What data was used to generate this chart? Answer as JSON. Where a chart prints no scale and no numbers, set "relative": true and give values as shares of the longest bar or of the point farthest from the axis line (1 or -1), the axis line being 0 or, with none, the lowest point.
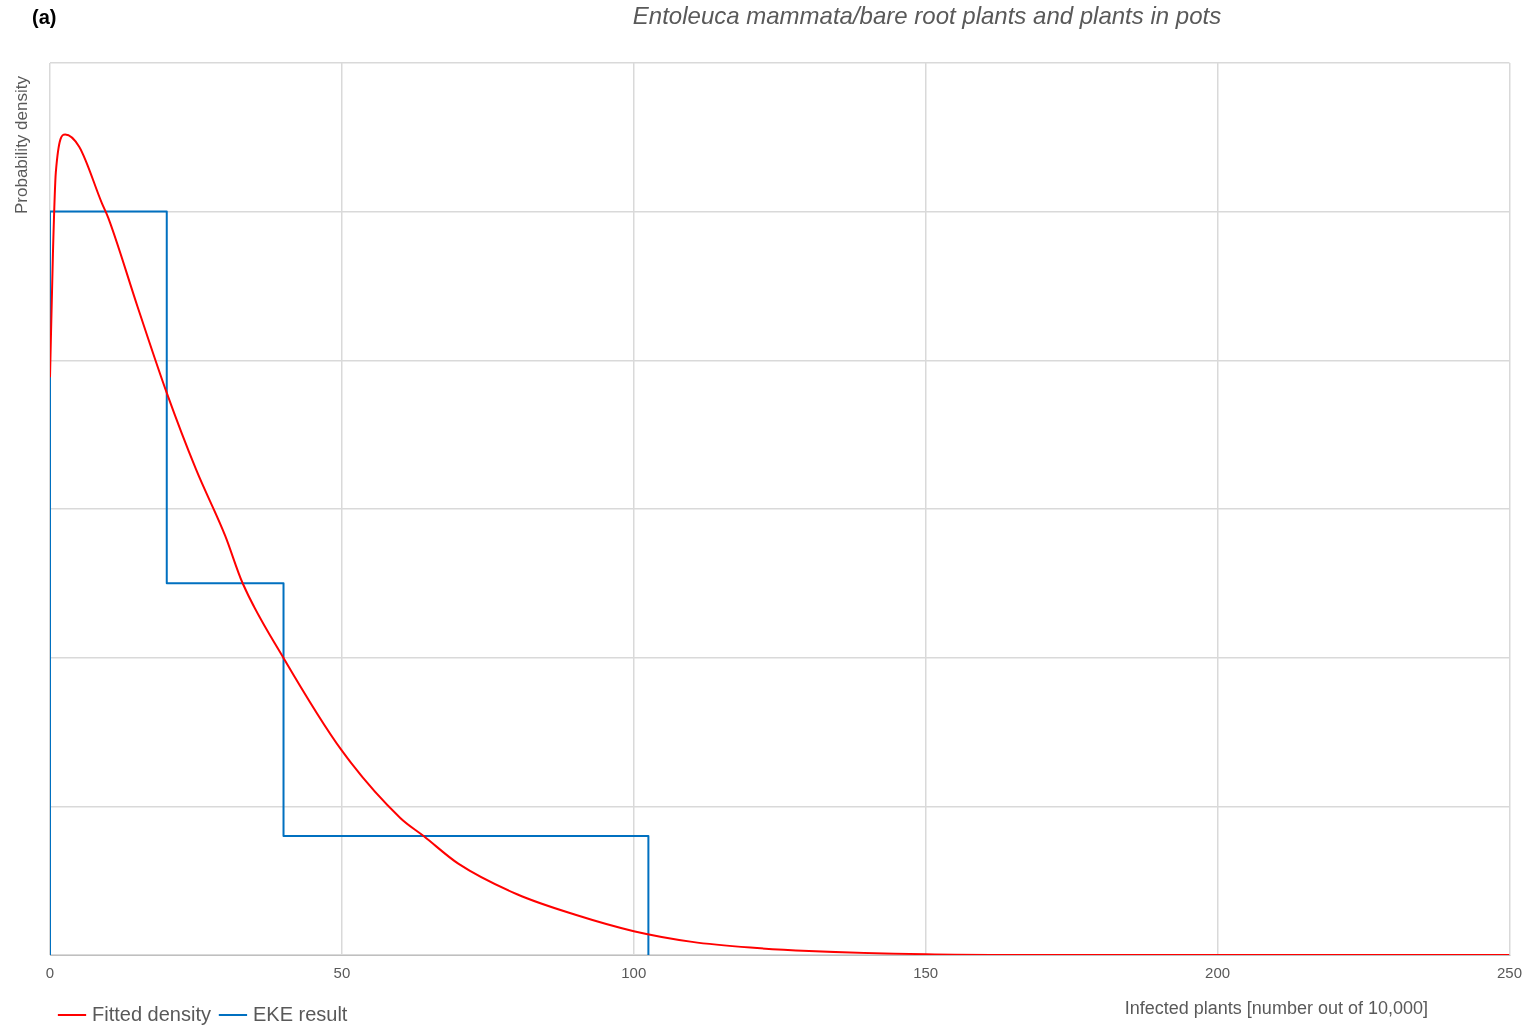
{
  "chart_data": {
    "type": "line",
    "title": "Entoleuca mammata/bare root plants and plants in pots",
    "xlabel": "Infected plants [number out of 10,000]",
    "ylabel": "Probability density",
    "annotations": [
      "(a)"
    ],
    "relative": true,
    "xlim": [
      0,
      250
    ],
    "xticks": [
      0,
      50,
      100,
      150,
      200,
      250
    ],
    "grid": true,
    "legend": "bottom left",
    "marker": "none",
    "series": [
      {
        "name": "EKE result",
        "color": "#0070c0",
        "type": "step",
        "x": [
          0,
          0,
          20,
          40,
          102.5
        ],
        "values": [
          0,
          0.906,
          0.453,
          0.145,
          0
        ]
      },
      {
        "name": "Fitted density",
        "color": "#ff0000",
        "x": [
          0,
          0.5,
          1,
          2.6,
          5,
          8.9,
          10,
          15,
          20,
          25,
          30,
          33,
          40,
          50,
          60,
          64,
          70,
          80,
          90,
          100,
          110,
          120,
          130,
          150,
          175,
          250
        ],
        "values": [
          0.704,
          0.854,
          0.954,
          1,
          0.985,
          0.916,
          0.898,
          0.79,
          0.685,
          0.592,
          0.511,
          0.453,
          0.362,
          0.249,
          0.167,
          0.145,
          0.111,
          0.074,
          0.049,
          0.029,
          0.016,
          0.009,
          0.005,
          0.001,
          0,
          0
        ]
      }
    ]
  }
}
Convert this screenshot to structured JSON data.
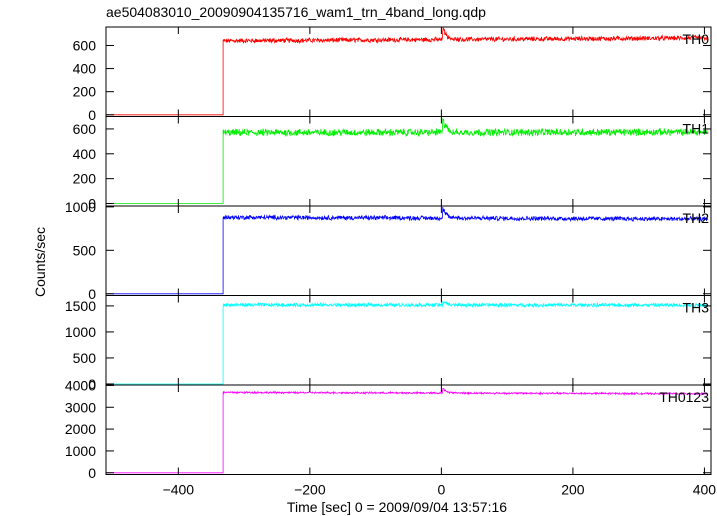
{
  "chart_data": {
    "type": "line",
    "title": "ae504083010_20090904135716_wam1_trn_4band_long.qdp",
    "xlabel": "Time [sec] 0 = 2009/09/04 13:57:16",
    "ylabel": "Counts/sec",
    "xlim": [
      -510,
      410
    ],
    "x_ticks": [
      -400,
      -200,
      0,
      200,
      400
    ],
    "x_tick_labels": [
      "−400",
      "−200",
      "0",
      "200",
      "400"
    ],
    "step_time": -332,
    "grid": false,
    "panels": [
      {
        "name": "TH0",
        "color": "#ff0000",
        "ylim": [
          -15,
          760
        ],
        "y_ticks": [
          0,
          200,
          400,
          600
        ],
        "y_tick_labels": [
          "0",
          "200",
          "400",
          "600"
        ],
        "baseline": 0,
        "level_start": 640,
        "level_end": 665,
        "noise": 18,
        "spike": 120
      },
      {
        "name": "TH1",
        "color": "#00ee00",
        "ylim": [
          -20,
          700
        ],
        "y_ticks": [
          0,
          200,
          400,
          600
        ],
        "y_tick_labels": [
          "0",
          "200",
          "400",
          "600"
        ],
        "baseline": 0,
        "level_start": 570,
        "level_end": 575,
        "noise": 25,
        "spike": 120
      },
      {
        "name": "TH2",
        "color": "#0000ff",
        "ylim": [
          -20,
          1010
        ],
        "y_ticks": [
          0,
          500,
          1000
        ],
        "y_tick_labels": [
          "0",
          "500",
          "1000"
        ],
        "baseline": 0,
        "level_start": 880,
        "level_end": 860,
        "noise": 22,
        "spike": 120
      },
      {
        "name": "TH3",
        "color": "#00ffff",
        "ylim": [
          -20,
          1700
        ],
        "y_ticks": [
          0,
          500,
          1000,
          1500
        ],
        "y_tick_labels": [
          "0",
          "500",
          "1000",
          "1500"
        ],
        "baseline": 0,
        "level_start": 1520,
        "level_end": 1515,
        "noise": 30,
        "spike": 80
      },
      {
        "name": "TH0123",
        "color": "#ff00ff",
        "ylim": [
          -80,
          4020
        ],
        "y_ticks": [
          0,
          1000,
          2000,
          3000,
          4000
        ],
        "y_tick_labels": [
          "0",
          "1000",
          "2000",
          "3000",
          "4000"
        ],
        "baseline": 0,
        "level_start": 3680,
        "level_end": 3620,
        "noise": 35,
        "spike": 250
      }
    ]
  }
}
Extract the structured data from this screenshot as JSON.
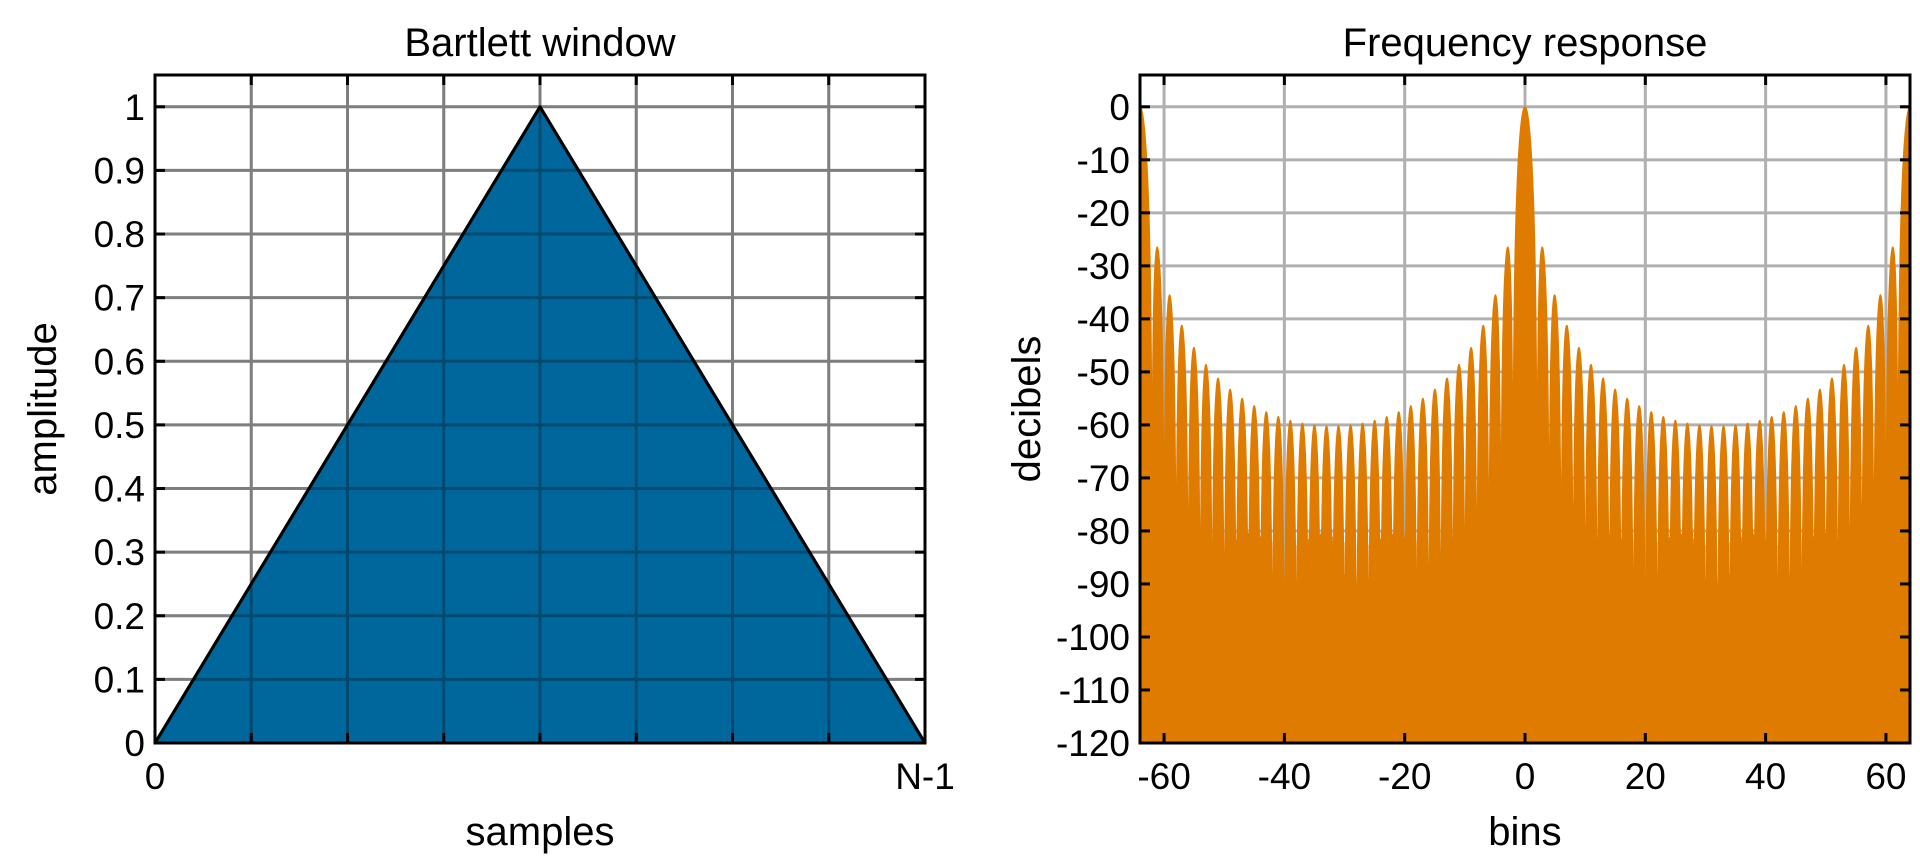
{
  "chart_data": [
    {
      "type": "area",
      "title": "Bartlett window",
      "xlabel": "samples",
      "ylabel": "amplitude",
      "xlim": [
        0,
        1
      ],
      "ylim": [
        0,
        1.05
      ],
      "x_tick_labels": [
        "0",
        "N-1"
      ],
      "x_gridlines": 8,
      "y_ticks": [
        0,
        0.1,
        0.2,
        0.3,
        0.4,
        0.5,
        0.6,
        0.7,
        0.8,
        0.9,
        1
      ],
      "y_tick_labels": [
        "0",
        "0.1",
        "0.2",
        "0.3",
        "0.4",
        "0.5",
        "0.6",
        "0.7",
        "0.8",
        "0.9",
        "1"
      ],
      "grid": true,
      "fill_color": "#00679c",
      "series": [
        {
          "x": [
            0,
            0.5,
            1
          ],
          "values": [
            0,
            1,
            0
          ]
        }
      ]
    },
    {
      "type": "area",
      "title": "Frequency response",
      "xlabel": "bins",
      "ylabel": "decibels",
      "xlim": [
        -64,
        64
      ],
      "ylim": [
        -120,
        6
      ],
      "x_ticks": [
        -60,
        -40,
        -20,
        0,
        20,
        40,
        60
      ],
      "x_tick_labels": [
        "-60",
        "-40",
        "-20",
        "0",
        "20",
        "40",
        "60"
      ],
      "y_ticks": [
        0,
        -10,
        -20,
        -30,
        -40,
        -50,
        -60,
        -70,
        -80,
        -90,
        -100,
        -110,
        -120
      ],
      "y_tick_labels": [
        "0",
        "-10",
        "-20",
        "-30",
        "-40",
        "-50",
        "-60",
        "-70",
        "-80",
        "-90",
        "-100",
        "-110",
        "-120"
      ],
      "grid": true,
      "fill_color": "#df7c00",
      "main_lobe_peak_db": 0,
      "first_sidelobe_db": -26.5,
      "edge_sidelobe_db": -77,
      "noise_floor_db": -80
    }
  ]
}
═══
Pick out each line containing the string "none" and copy it.

* Finished task *
What data was used to generate this chart? Answer as JSON. Where a chart prints no scale and no numbers, set "relative": true and give values as shares of the longest bar or of the point farthest from the axis line (1 or -1), the axis line being 0 or, with none, the lowest point.
    "marker": "none",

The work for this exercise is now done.